* begin Given entries *

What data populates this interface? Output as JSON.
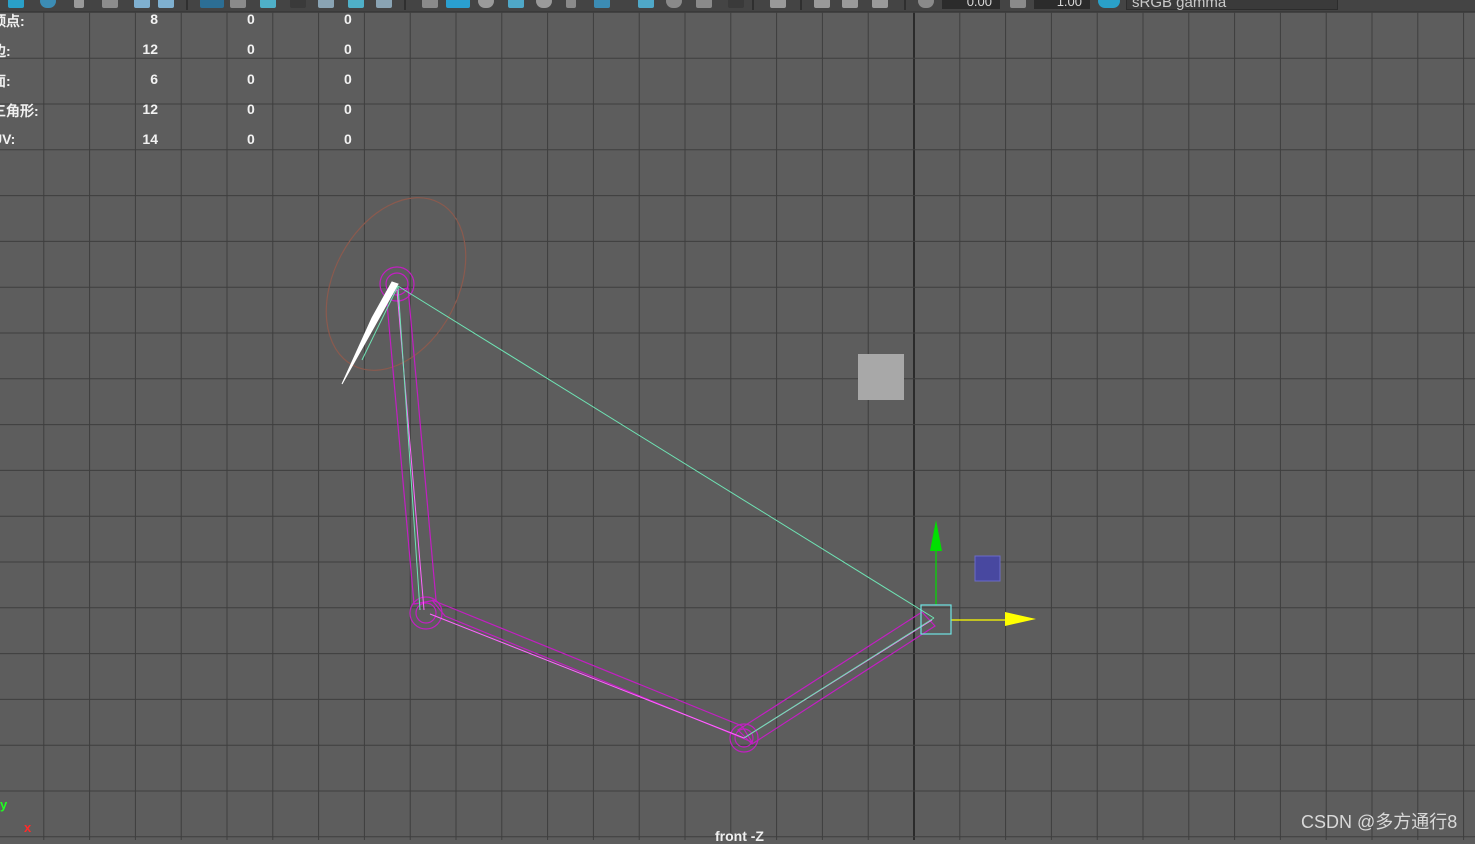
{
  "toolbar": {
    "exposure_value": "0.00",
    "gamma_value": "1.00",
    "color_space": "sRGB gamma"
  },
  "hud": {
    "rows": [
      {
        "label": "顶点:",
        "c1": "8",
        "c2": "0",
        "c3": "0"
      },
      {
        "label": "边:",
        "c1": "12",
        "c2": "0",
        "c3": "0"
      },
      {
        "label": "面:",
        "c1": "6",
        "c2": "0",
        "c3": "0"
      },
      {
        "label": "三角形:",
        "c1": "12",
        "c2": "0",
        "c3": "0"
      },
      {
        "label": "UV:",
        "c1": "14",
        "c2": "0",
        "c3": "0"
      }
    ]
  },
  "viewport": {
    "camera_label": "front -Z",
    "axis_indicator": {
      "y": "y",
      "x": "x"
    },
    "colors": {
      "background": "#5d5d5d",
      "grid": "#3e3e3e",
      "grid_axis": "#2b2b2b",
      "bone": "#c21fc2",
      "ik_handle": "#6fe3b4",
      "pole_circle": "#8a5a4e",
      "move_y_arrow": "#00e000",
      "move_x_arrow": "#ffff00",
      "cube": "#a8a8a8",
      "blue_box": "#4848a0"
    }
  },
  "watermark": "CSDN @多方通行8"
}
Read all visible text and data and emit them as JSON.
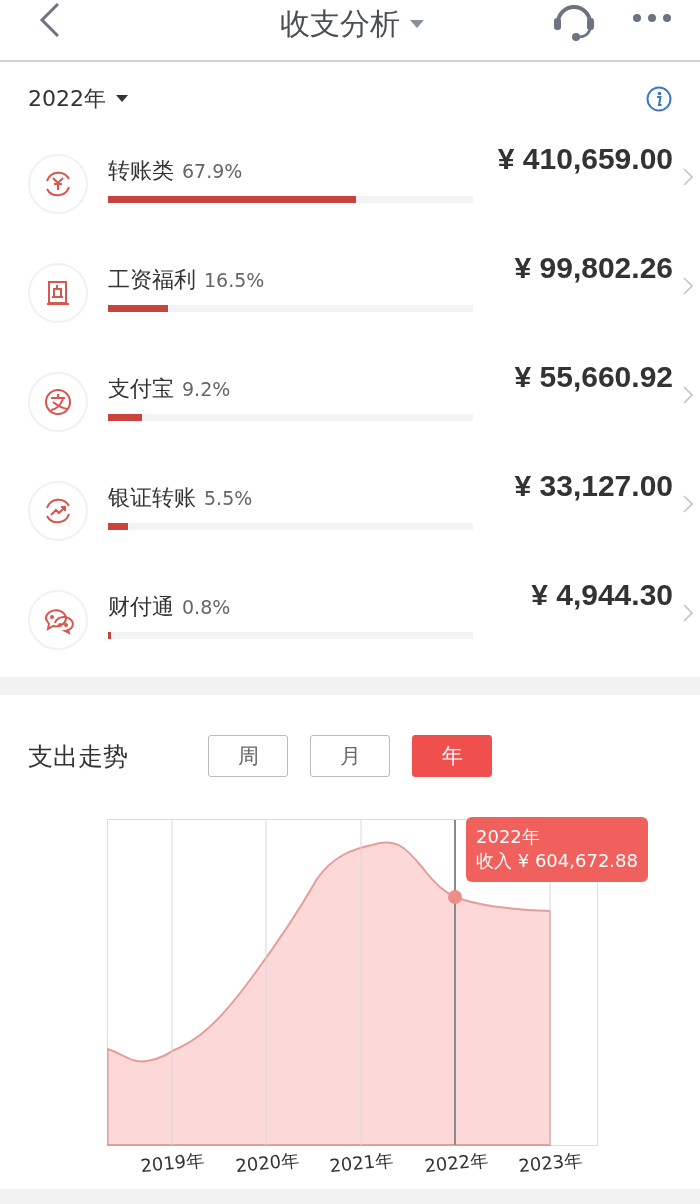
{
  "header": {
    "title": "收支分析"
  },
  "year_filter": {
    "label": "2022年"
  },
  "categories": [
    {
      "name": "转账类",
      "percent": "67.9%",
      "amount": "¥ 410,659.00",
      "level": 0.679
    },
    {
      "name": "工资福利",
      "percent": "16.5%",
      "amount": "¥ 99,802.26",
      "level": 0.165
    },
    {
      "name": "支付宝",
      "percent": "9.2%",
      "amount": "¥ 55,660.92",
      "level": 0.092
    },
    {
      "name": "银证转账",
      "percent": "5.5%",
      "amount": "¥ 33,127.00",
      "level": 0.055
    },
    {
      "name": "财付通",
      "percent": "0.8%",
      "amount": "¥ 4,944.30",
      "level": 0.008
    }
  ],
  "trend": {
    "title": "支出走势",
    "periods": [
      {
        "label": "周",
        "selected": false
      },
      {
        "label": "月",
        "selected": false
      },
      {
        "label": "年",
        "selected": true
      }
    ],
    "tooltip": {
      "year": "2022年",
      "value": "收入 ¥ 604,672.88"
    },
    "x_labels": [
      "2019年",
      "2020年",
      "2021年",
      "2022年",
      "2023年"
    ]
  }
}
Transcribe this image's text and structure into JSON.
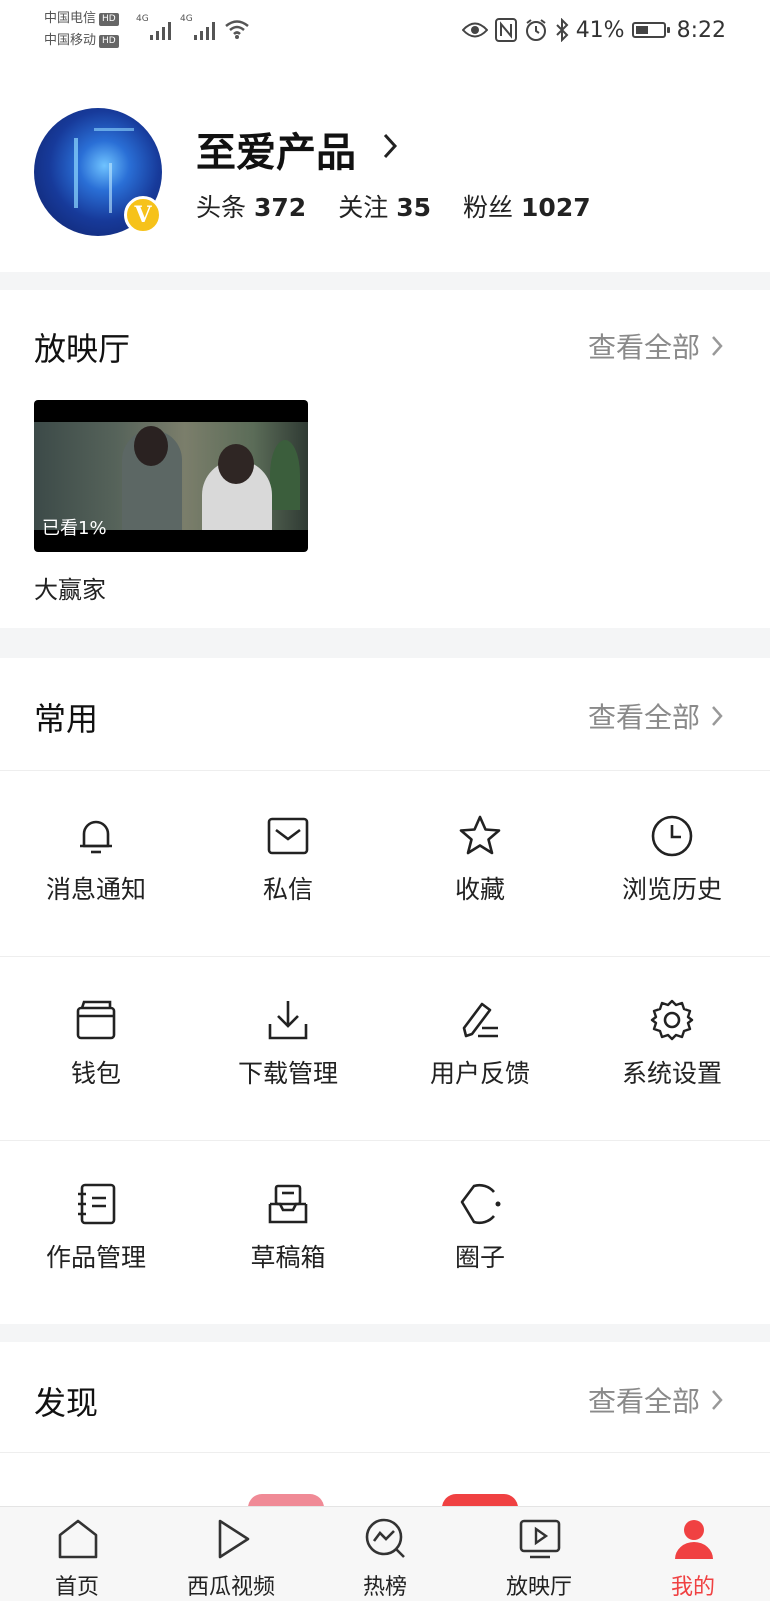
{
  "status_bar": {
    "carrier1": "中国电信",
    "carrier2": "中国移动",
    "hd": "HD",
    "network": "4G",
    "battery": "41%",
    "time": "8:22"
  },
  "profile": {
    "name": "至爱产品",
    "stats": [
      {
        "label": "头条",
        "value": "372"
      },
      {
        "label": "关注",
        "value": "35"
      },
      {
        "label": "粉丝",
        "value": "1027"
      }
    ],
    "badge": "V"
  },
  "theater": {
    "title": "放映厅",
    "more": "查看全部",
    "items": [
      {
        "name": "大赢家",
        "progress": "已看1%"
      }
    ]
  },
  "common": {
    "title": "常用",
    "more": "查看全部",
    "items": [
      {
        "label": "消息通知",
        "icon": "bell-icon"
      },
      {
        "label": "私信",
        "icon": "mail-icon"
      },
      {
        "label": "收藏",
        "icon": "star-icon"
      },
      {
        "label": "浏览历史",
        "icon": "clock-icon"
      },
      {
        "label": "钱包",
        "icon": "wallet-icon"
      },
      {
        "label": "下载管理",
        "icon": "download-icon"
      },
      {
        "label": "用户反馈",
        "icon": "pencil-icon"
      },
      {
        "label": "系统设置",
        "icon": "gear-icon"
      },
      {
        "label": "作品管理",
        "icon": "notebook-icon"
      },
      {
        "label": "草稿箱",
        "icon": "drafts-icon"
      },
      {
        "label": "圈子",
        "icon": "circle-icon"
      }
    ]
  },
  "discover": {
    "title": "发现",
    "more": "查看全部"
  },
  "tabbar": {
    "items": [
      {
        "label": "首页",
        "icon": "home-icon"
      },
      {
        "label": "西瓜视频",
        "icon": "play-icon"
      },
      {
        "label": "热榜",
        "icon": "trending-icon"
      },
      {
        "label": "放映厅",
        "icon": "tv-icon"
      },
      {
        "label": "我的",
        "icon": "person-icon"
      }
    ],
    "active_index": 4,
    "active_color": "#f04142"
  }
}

* end Given entries *

[Exercise instructions]: Leave the pictures out and write out every entry exactly as given.

[Full solution]:
What data populates this interface? Output as JSON.
{
  "toolbar": {
    "exposure_value": "0.00",
    "gamma_value": "1.00",
    "color_space": "sRGB gamma"
  },
  "hud": {
    "rows": [
      {
        "label": "顶点:",
        "c1": "8",
        "c2": "0",
        "c3": "0"
      },
      {
        "label": "边:",
        "c1": "12",
        "c2": "0",
        "c3": "0"
      },
      {
        "label": "面:",
        "c1": "6",
        "c2": "0",
        "c3": "0"
      },
      {
        "label": "三角形:",
        "c1": "12",
        "c2": "0",
        "c3": "0"
      },
      {
        "label": "UV:",
        "c1": "14",
        "c2": "0",
        "c3": "0"
      }
    ]
  },
  "viewport": {
    "camera_label": "front -Z",
    "axis_indicator": {
      "y": "y",
      "x": "x"
    },
    "colors": {
      "background": "#5d5d5d",
      "grid": "#3e3e3e",
      "grid_axis": "#2b2b2b",
      "bone": "#c21fc2",
      "ik_handle": "#6fe3b4",
      "pole_circle": "#8a5a4e",
      "move_y_arrow": "#00e000",
      "move_x_arrow": "#ffff00",
      "cube": "#a8a8a8",
      "blue_box": "#4848a0"
    }
  },
  "watermark": "CSDN @多方通行8"
}
Read all visible text and data and emit them as JSON.
{
  "header": {
    "title": "收支分析"
  },
  "year_filter": {
    "label": "2022年"
  },
  "categories": [
    {
      "name": "转账类",
      "percent": "67.9%",
      "amount": "¥ 410,659.00",
      "level": 0.679
    },
    {
      "name": "工资福利",
      "percent": "16.5%",
      "amount": "¥ 99,802.26",
      "level": 0.165
    },
    {
      "name": "支付宝",
      "percent": "9.2%",
      "amount": "¥ 55,660.92",
      "level": 0.092
    },
    {
      "name": "银证转账",
      "percent": "5.5%",
      "amount": "¥ 33,127.00",
      "level": 0.055
    },
    {
      "name": "财付通",
      "percent": "0.8%",
      "amount": "¥ 4,944.30",
      "level": 0.008
    }
  ],
  "trend": {
    "title": "支出走势",
    "periods": [
      {
        "label": "周",
        "selected": false
      },
      {
        "label": "月",
        "selected": false
      },
      {
        "label": "年",
        "selected": true
      }
    ],
    "tooltip": {
      "year": "2022年",
      "value": "收入 ¥ 604,672.88"
    },
    "x_labels": [
      "2019年",
      "2020年",
      "2021年",
      "2022年",
      "2023年"
    ]
  }
}
Transcribe this image's text and structure into JSON.
{
  "status_bar": {
    "carrier1": "中国电信",
    "carrier2": "中国移动",
    "hd": "HD",
    "network": "4G",
    "battery": "41%",
    "time": "8:22"
  },
  "profile": {
    "name": "至爱产品",
    "stats": [
      {
        "label": "头条",
        "value": "372"
      },
      {
        "label": "关注",
        "value": "35"
      },
      {
        "label": "粉丝",
        "value": "1027"
      }
    ],
    "badge": "V"
  },
  "theater": {
    "title": "放映厅",
    "more": "查看全部",
    "items": [
      {
        "name": "大赢家",
        "progress": "已看1%"
      }
    ]
  },
  "common": {
    "title": "常用",
    "more": "查看全部",
    "items": [
      {
        "label": "消息通知",
        "icon": "bell-icon"
      },
      {
        "label": "私信",
        "icon": "mail-icon"
      },
      {
        "label": "收藏",
        "icon": "star-icon"
      },
      {
        "label": "浏览历史",
        "icon": "clock-icon"
      },
      {
        "label": "钱包",
        "icon": "wallet-icon"
      },
      {
        "label": "下载管理",
        "icon": "download-icon"
      },
      {
        "label": "用户反馈",
        "icon": "pencil-icon"
      },
      {
        "label": "系统设置",
        "icon": "gear-icon"
      },
      {
        "label": "作品管理",
        "icon": "notebook-icon"
      },
      {
        "label": "草稿箱",
        "icon": "drafts-icon"
      },
      {
        "label": "圈子",
        "icon": "circle-icon"
      }
    ]
  },
  "discover": {
    "title": "发现",
    "more": "查看全部"
  },
  "tabbar": {
    "items": [
      {
        "label": "首页",
        "icon": "home-icon"
      },
      {
        "label": "西瓜视频",
        "icon": "play-icon"
      },
      {
        "label": "热榜",
        "icon": "trending-icon"
      },
      {
        "label": "放映厅",
        "icon": "tv-icon"
      },
      {
        "label": "我的",
        "icon": "person-icon"
      }
    ],
    "active_index": 4,
    "active_color": "#f04142"
  }
}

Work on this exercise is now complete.